[Collected data]
________

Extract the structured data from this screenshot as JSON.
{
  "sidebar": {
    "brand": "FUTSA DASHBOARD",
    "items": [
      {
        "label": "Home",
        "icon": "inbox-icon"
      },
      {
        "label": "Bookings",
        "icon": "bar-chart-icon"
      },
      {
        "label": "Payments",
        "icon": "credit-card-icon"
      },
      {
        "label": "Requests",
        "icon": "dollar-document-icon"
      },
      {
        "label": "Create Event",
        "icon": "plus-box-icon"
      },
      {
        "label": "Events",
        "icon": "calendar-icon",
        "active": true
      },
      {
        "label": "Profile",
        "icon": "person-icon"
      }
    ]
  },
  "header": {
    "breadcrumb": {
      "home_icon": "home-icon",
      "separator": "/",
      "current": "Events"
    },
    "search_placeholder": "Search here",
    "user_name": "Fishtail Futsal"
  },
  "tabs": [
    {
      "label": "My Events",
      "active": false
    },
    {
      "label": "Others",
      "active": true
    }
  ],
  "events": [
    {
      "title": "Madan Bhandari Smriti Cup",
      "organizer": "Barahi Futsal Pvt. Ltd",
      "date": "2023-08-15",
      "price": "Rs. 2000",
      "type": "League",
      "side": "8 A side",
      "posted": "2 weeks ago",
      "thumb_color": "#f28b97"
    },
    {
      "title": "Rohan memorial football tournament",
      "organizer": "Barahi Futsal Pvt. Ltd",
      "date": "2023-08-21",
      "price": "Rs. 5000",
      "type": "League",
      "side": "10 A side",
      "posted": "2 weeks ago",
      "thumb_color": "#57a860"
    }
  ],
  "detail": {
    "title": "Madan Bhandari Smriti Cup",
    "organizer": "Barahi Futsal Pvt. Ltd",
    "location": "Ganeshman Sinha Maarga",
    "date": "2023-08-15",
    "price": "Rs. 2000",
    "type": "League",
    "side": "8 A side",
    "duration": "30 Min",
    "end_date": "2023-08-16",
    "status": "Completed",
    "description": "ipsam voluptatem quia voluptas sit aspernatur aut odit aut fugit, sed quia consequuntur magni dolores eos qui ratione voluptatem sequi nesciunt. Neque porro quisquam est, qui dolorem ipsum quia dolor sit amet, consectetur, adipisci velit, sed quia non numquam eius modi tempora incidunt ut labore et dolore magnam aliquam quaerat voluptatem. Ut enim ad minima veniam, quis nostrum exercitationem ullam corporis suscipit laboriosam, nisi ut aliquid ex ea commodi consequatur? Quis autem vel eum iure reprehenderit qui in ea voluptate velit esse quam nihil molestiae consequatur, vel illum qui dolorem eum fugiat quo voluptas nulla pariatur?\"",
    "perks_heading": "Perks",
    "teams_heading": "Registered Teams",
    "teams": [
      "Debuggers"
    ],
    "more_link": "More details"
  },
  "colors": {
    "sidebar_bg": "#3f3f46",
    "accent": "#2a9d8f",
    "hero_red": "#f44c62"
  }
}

________

**DESCRIPTION OF THE TASK**
Print back all the lines verbatim.

**WRITTEN RESPONSE**
Extract the structured data from this screenshot as JSON.
{
  "sidebar": {
    "brand": "FUTSA DASHBOARD",
    "items": [
      {
        "label": "Home",
        "icon": "inbox-icon"
      },
      {
        "label": "Bookings",
        "icon": "bar-chart-icon"
      },
      {
        "label": "Payments",
        "icon": "credit-card-icon"
      },
      {
        "label": "Requests",
        "icon": "dollar-document-icon"
      },
      {
        "label": "Create Event",
        "icon": "plus-box-icon"
      },
      {
        "label": "Events",
        "icon": "calendar-icon",
        "active": true
      },
      {
        "label": "Profile",
        "icon": "person-icon"
      }
    ]
  },
  "header": {
    "breadcrumb": {
      "home_icon": "home-icon",
      "separator": "/",
      "current": "Events"
    },
    "search_placeholder": "Search here",
    "user_name": "Fishtail Futsal"
  },
  "tabs": [
    {
      "label": "My Events",
      "active": false
    },
    {
      "label": "Others",
      "active": true
    }
  ],
  "events": [
    {
      "title": "Madan Bhandari Smriti Cup",
      "organizer": "Barahi Futsal Pvt. Ltd",
      "date": "2023-08-15",
      "price": "Rs. 2000",
      "type": "League",
      "side": "8 A side",
      "posted": "2 weeks ago",
      "thumb_color": "#f28b97"
    },
    {
      "title": "Rohan memorial football tournament",
      "organizer": "Barahi Futsal Pvt. Ltd",
      "date": "2023-08-21",
      "price": "Rs. 5000",
      "type": "League",
      "side": "10 A side",
      "posted": "2 weeks ago",
      "thumb_color": "#57a860"
    }
  ],
  "detail": {
    "title": "Madan Bhandari Smriti Cup",
    "organizer": "Barahi Futsal Pvt. Ltd",
    "location": "Ganeshman Sinha Maarga",
    "date": "2023-08-15",
    "price": "Rs. 2000",
    "type": "League",
    "side": "8 A side",
    "duration": "30 Min",
    "end_date": "2023-08-16",
    "status": "Completed",
    "description": "ipsam voluptatem quia voluptas sit aspernatur aut odit aut fugit, sed quia consequuntur magni dolores eos qui ratione voluptatem sequi nesciunt. Neque porro quisquam est, qui dolorem ipsum quia dolor sit amet, consectetur, adipisci velit, sed quia non numquam eius modi tempora incidunt ut labore et dolore magnam aliquam quaerat voluptatem. Ut enim ad minima veniam, quis nostrum exercitationem ullam corporis suscipit laboriosam, nisi ut aliquid ex ea commodi consequatur? Quis autem vel eum iure reprehenderit qui in ea voluptate velit esse quam nihil molestiae consequatur, vel illum qui dolorem eum fugiat quo voluptas nulla pariatur?\"",
    "perks_heading": "Perks",
    "teams_heading": "Registered Teams",
    "teams": [
      "Debuggers"
    ],
    "more_link": "More details"
  },
  "colors": {
    "sidebar_bg": "#3f3f46",
    "accent": "#2a9d8f",
    "hero_red": "#f44c62"
  }
}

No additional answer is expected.